Your task is to copy the material exactly.
====== Provided data ======
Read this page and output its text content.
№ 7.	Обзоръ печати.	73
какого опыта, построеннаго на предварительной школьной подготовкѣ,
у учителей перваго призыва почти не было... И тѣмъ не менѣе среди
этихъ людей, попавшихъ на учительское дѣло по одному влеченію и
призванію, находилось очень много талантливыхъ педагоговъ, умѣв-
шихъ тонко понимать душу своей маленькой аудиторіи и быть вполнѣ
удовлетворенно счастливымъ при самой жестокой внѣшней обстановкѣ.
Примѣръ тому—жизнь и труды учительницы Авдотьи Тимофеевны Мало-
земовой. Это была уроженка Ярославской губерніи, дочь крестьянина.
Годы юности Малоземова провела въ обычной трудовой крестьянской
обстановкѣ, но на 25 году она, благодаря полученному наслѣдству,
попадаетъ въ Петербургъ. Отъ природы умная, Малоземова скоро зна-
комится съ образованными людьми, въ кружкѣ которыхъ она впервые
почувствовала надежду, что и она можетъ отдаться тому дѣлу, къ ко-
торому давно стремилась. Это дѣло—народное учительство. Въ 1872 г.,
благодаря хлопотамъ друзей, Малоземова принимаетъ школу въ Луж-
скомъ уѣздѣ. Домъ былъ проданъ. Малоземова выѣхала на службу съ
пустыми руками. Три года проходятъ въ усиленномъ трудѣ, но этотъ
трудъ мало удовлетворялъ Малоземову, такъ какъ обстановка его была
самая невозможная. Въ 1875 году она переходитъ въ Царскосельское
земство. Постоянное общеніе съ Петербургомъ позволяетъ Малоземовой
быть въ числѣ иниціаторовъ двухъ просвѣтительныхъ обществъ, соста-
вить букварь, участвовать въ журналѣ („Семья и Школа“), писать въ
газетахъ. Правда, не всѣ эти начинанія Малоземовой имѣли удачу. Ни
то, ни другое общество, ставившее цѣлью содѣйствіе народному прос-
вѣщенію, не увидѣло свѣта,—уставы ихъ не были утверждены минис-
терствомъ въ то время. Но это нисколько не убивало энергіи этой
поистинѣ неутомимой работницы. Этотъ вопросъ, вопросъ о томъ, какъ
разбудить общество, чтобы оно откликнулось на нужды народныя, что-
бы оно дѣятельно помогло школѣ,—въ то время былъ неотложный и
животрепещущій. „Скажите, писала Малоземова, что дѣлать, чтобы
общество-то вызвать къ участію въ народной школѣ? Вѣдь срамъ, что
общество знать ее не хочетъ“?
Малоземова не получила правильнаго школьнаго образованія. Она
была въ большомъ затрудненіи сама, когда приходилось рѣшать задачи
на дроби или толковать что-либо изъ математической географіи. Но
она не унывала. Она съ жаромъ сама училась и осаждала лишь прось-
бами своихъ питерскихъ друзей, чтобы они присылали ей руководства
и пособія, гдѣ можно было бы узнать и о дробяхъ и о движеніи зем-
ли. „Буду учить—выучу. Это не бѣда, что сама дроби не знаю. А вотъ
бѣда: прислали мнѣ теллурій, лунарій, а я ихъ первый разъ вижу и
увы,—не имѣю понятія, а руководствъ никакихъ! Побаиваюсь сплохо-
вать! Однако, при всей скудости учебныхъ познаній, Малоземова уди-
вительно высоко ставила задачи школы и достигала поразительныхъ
======
> _Task solution_
Read this page and output its text content.
№ 7.	Обзоръ печати.	73
какого опыта, построеннаго на предварительной школьной подготовкѣ,
у учителей перваго призыва почти не было... И тѣмъ не менѣе среди
этихъ людей, попавшихъ на учительское дѣло по одному влеченію и
призванію, находилось очень много талантливыхъ педагоговъ, умѣв-
шихъ тонко понимать душу своей маленькой аудиторіи и быть вполнѣ
удовлетворенно счастливымъ при самой жестокой внѣшней обстановкѣ.
Примѣръ тому—жизнь и труды учительницы Авдотьи Тимофеевны Мало-
земовой. Это была уроженка Ярославской губерніи, дочь крестьянина.
Годы юности Малоземова провела въ обычной трудовой крестьянской
обстановкѣ, но на 25 году она, благодаря полученному наслѣдству,
попадаетъ въ Петербургъ. Отъ природы умная, Малоземова скоро зна-
комится съ образованными людьми, въ кружкѣ которыхъ она впервые
почувствовала надежду, что и она можетъ отдаться тому дѣлу, къ ко-
торому давно стремилась. Это дѣло—народное учительство. Въ 1872 г.,
благодаря хлопотамъ друзей, Малоземова принимаетъ школу въ Луж-
скомъ уѣздѣ. Домъ былъ проданъ. Малоземова выѣхала на службу съ
пустыми руками. Три года проходятъ въ усиленномъ трудѣ, но этотъ
трудъ мало удовлетворялъ Малоземову, такъ какъ обстановка его была
самая невозможная. Въ 1875 году она переходитъ въ Царскосельское
земство. Постоянное общеніе съ Петербургомъ позволяетъ Малоземовой
быть въ числѣ иниціаторовъ двухъ просвѣтительныхъ обществъ, соста-
вить букварь, участвовать въ журналѣ („Семья и Школа“), писать въ
газетахъ. Правда, не всѣ эти начинанія Малоземовой имѣли удачу. Ни
то, ни другое общество, ставившее цѣлью содѣйствіе народному прос-
вѣщенію, не увидѣло свѣта,—уставы ихъ не были утверждены минис-
терствомъ въ то время. Но это нисколько не убивало энергіи этой
поистинѣ неутомимой работницы. Этотъ вопросъ, вопросъ о томъ, какъ
разбудить общество, чтобы оно откликнулось на нужды народныя, что-
бы оно дѣятельно помогло школѣ,—въ то время былъ неотложный и
животрепещущій. „Скажите, писала Малоземова, что дѣлать, чтобы
общество-то вызвать къ участію въ народной школѣ? Вѣдь срамъ, что
общество знать ее не хочетъ“?
Малоземова не получила правильнаго школьнаго образованія. Она
была въ большомъ затрудненіи сама, когда приходилось рѣшать задачи
на дроби или толковать что-либо изъ математической географіи. Но
она не унывала. Она съ жаромъ сама училась и осаждала лишь прось-
бами своихъ питерскихъ друзей, чтобы они присылали ей руководства
и пособія, гдѣ можно было бы узнать и о дробяхъ и о движеніи зем-
ли. „Буду учить—выучу. Это не бѣда, что сама дроби не знаю. А вотъ
бѣда: прислали мнѣ теллурій, лунарій, а я ихъ первый разъ вижу и
увы,—не имѣю понятія, а руководствъ никакихъ! Побаиваюсь сплохо-
вать! Однако, при всей скудости учебныхъ познаній, Малоземова уди-
вительно высоко ставила задачи школы и достигала поразительныхъ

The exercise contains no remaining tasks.